__What to produce__:
The listing below should be written out exactly; please include all of it.

Dataset excerpt
━━━━━━
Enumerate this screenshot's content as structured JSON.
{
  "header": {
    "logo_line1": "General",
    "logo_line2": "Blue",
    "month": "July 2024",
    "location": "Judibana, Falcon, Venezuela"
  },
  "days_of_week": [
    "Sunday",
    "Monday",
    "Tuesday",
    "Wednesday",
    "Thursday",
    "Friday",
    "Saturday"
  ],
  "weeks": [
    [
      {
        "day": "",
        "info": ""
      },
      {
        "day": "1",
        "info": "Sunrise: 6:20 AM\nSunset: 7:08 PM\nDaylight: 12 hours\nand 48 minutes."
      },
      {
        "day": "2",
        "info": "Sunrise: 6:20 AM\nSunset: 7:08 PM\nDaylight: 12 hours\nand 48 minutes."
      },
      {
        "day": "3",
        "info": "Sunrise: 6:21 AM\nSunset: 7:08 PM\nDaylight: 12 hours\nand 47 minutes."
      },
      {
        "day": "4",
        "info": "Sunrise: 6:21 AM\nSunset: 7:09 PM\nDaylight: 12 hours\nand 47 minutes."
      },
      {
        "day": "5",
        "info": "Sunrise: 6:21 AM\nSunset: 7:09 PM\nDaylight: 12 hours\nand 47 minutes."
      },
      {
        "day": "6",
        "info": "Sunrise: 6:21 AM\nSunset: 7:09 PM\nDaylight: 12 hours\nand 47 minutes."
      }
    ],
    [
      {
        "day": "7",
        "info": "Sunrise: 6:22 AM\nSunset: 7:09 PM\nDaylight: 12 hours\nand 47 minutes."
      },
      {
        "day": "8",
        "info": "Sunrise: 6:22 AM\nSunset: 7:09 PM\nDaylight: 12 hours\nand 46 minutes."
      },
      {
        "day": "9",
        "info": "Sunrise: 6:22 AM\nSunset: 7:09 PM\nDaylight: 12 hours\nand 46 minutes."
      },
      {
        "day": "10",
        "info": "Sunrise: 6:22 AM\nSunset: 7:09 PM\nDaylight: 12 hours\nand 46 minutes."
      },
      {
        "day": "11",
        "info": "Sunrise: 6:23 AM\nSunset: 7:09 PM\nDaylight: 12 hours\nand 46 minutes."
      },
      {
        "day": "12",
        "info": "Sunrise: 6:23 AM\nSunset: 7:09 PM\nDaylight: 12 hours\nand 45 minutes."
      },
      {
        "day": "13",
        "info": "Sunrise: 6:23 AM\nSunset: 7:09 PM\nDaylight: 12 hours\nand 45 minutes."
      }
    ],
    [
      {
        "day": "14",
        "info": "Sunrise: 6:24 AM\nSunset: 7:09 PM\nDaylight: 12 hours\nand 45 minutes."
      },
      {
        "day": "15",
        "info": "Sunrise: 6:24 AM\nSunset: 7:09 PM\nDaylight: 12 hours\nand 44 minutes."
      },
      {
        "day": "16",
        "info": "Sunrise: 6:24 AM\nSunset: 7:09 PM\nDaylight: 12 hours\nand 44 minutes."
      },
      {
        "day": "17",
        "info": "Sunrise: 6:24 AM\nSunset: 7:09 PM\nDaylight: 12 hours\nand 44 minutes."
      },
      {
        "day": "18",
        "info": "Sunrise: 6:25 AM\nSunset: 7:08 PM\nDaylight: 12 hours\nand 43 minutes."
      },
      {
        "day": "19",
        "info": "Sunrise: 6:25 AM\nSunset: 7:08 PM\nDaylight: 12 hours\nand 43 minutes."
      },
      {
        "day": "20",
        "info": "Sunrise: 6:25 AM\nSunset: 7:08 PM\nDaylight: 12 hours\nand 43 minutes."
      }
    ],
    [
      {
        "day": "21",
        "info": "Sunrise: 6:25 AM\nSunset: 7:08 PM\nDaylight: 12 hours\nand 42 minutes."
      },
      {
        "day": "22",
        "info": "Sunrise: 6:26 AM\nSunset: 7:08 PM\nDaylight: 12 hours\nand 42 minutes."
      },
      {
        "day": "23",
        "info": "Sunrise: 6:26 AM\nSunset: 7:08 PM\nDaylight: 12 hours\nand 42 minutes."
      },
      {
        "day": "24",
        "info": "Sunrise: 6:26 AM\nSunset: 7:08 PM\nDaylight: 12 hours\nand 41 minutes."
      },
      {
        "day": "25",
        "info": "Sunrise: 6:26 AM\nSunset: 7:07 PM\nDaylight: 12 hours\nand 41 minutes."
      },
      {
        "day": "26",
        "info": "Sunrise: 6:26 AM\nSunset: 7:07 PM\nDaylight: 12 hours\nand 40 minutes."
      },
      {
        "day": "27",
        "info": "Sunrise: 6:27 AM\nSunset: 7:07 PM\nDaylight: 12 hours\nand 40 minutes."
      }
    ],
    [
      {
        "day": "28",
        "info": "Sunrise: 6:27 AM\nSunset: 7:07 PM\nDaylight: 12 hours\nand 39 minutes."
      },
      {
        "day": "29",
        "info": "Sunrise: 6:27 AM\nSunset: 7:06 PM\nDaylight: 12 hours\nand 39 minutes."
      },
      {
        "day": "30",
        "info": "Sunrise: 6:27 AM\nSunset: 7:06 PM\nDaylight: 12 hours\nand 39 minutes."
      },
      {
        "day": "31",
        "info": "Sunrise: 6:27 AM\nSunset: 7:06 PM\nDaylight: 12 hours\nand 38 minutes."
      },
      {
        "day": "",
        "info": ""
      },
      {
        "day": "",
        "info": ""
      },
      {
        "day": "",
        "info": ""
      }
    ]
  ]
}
━━━━━━
__Full answer__:
Enumerate this screenshot's content as structured JSON.
{
  "header": {
    "logo_line1": "General",
    "logo_line2": "Blue",
    "month": "July 2024",
    "location": "Judibana, Falcon, Venezuela"
  },
  "days_of_week": [
    "Sunday",
    "Monday",
    "Tuesday",
    "Wednesday",
    "Thursday",
    "Friday",
    "Saturday"
  ],
  "weeks": [
    [
      {
        "day": "",
        "info": ""
      },
      {
        "day": "1",
        "info": "Sunrise: 6:20 AM\nSunset: 7:08 PM\nDaylight: 12 hours\nand 48 minutes."
      },
      {
        "day": "2",
        "info": "Sunrise: 6:20 AM\nSunset: 7:08 PM\nDaylight: 12 hours\nand 48 minutes."
      },
      {
        "day": "3",
        "info": "Sunrise: 6:21 AM\nSunset: 7:08 PM\nDaylight: 12 hours\nand 47 minutes."
      },
      {
        "day": "4",
        "info": "Sunrise: 6:21 AM\nSunset: 7:09 PM\nDaylight: 12 hours\nand 47 minutes."
      },
      {
        "day": "5",
        "info": "Sunrise: 6:21 AM\nSunset: 7:09 PM\nDaylight: 12 hours\nand 47 minutes."
      },
      {
        "day": "6",
        "info": "Sunrise: 6:21 AM\nSunset: 7:09 PM\nDaylight: 12 hours\nand 47 minutes."
      }
    ],
    [
      {
        "day": "7",
        "info": "Sunrise: 6:22 AM\nSunset: 7:09 PM\nDaylight: 12 hours\nand 47 minutes."
      },
      {
        "day": "8",
        "info": "Sunrise: 6:22 AM\nSunset: 7:09 PM\nDaylight: 12 hours\nand 46 minutes."
      },
      {
        "day": "9",
        "info": "Sunrise: 6:22 AM\nSunset: 7:09 PM\nDaylight: 12 hours\nand 46 minutes."
      },
      {
        "day": "10",
        "info": "Sunrise: 6:22 AM\nSunset: 7:09 PM\nDaylight: 12 hours\nand 46 minutes."
      },
      {
        "day": "11",
        "info": "Sunrise: 6:23 AM\nSunset: 7:09 PM\nDaylight: 12 hours\nand 46 minutes."
      },
      {
        "day": "12",
        "info": "Sunrise: 6:23 AM\nSunset: 7:09 PM\nDaylight: 12 hours\nand 45 minutes."
      },
      {
        "day": "13",
        "info": "Sunrise: 6:23 AM\nSunset: 7:09 PM\nDaylight: 12 hours\nand 45 minutes."
      }
    ],
    [
      {
        "day": "14",
        "info": "Sunrise: 6:24 AM\nSunset: 7:09 PM\nDaylight: 12 hours\nand 45 minutes."
      },
      {
        "day": "15",
        "info": "Sunrise: 6:24 AM\nSunset: 7:09 PM\nDaylight: 12 hours\nand 44 minutes."
      },
      {
        "day": "16",
        "info": "Sunrise: 6:24 AM\nSunset: 7:09 PM\nDaylight: 12 hours\nand 44 minutes."
      },
      {
        "day": "17",
        "info": "Sunrise: 6:24 AM\nSunset: 7:09 PM\nDaylight: 12 hours\nand 44 minutes."
      },
      {
        "day": "18",
        "info": "Sunrise: 6:25 AM\nSunset: 7:08 PM\nDaylight: 12 hours\nand 43 minutes."
      },
      {
        "day": "19",
        "info": "Sunrise: 6:25 AM\nSunset: 7:08 PM\nDaylight: 12 hours\nand 43 minutes."
      },
      {
        "day": "20",
        "info": "Sunrise: 6:25 AM\nSunset: 7:08 PM\nDaylight: 12 hours\nand 43 minutes."
      }
    ],
    [
      {
        "day": "21",
        "info": "Sunrise: 6:25 AM\nSunset: 7:08 PM\nDaylight: 12 hours\nand 42 minutes."
      },
      {
        "day": "22",
        "info": "Sunrise: 6:26 AM\nSunset: 7:08 PM\nDaylight: 12 hours\nand 42 minutes."
      },
      {
        "day": "23",
        "info": "Sunrise: 6:26 AM\nSunset: 7:08 PM\nDaylight: 12 hours\nand 42 minutes."
      },
      {
        "day": "24",
        "info": "Sunrise: 6:26 AM\nSunset: 7:08 PM\nDaylight: 12 hours\nand 41 minutes."
      },
      {
        "day": "25",
        "info": "Sunrise: 6:26 AM\nSunset: 7:07 PM\nDaylight: 12 hours\nand 41 minutes."
      },
      {
        "day": "26",
        "info": "Sunrise: 6:26 AM\nSunset: 7:07 PM\nDaylight: 12 hours\nand 40 minutes."
      },
      {
        "day": "27",
        "info": "Sunrise: 6:27 AM\nSunset: 7:07 PM\nDaylight: 12 hours\nand 40 minutes."
      }
    ],
    [
      {
        "day": "28",
        "info": "Sunrise: 6:27 AM\nSunset: 7:07 PM\nDaylight: 12 hours\nand 39 minutes."
      },
      {
        "day": "29",
        "info": "Sunrise: 6:27 AM\nSunset: 7:06 PM\nDaylight: 12 hours\nand 39 minutes."
      },
      {
        "day": "30",
        "info": "Sunrise: 6:27 AM\nSunset: 7:06 PM\nDaylight: 12 hours\nand 39 minutes."
      },
      {
        "day": "31",
        "info": "Sunrise: 6:27 AM\nSunset: 7:06 PM\nDaylight: 12 hours\nand 38 minutes."
      },
      {
        "day": "",
        "info": ""
      },
      {
        "day": "",
        "info": ""
      },
      {
        "day": "",
        "info": ""
      }
    ]
  ]
}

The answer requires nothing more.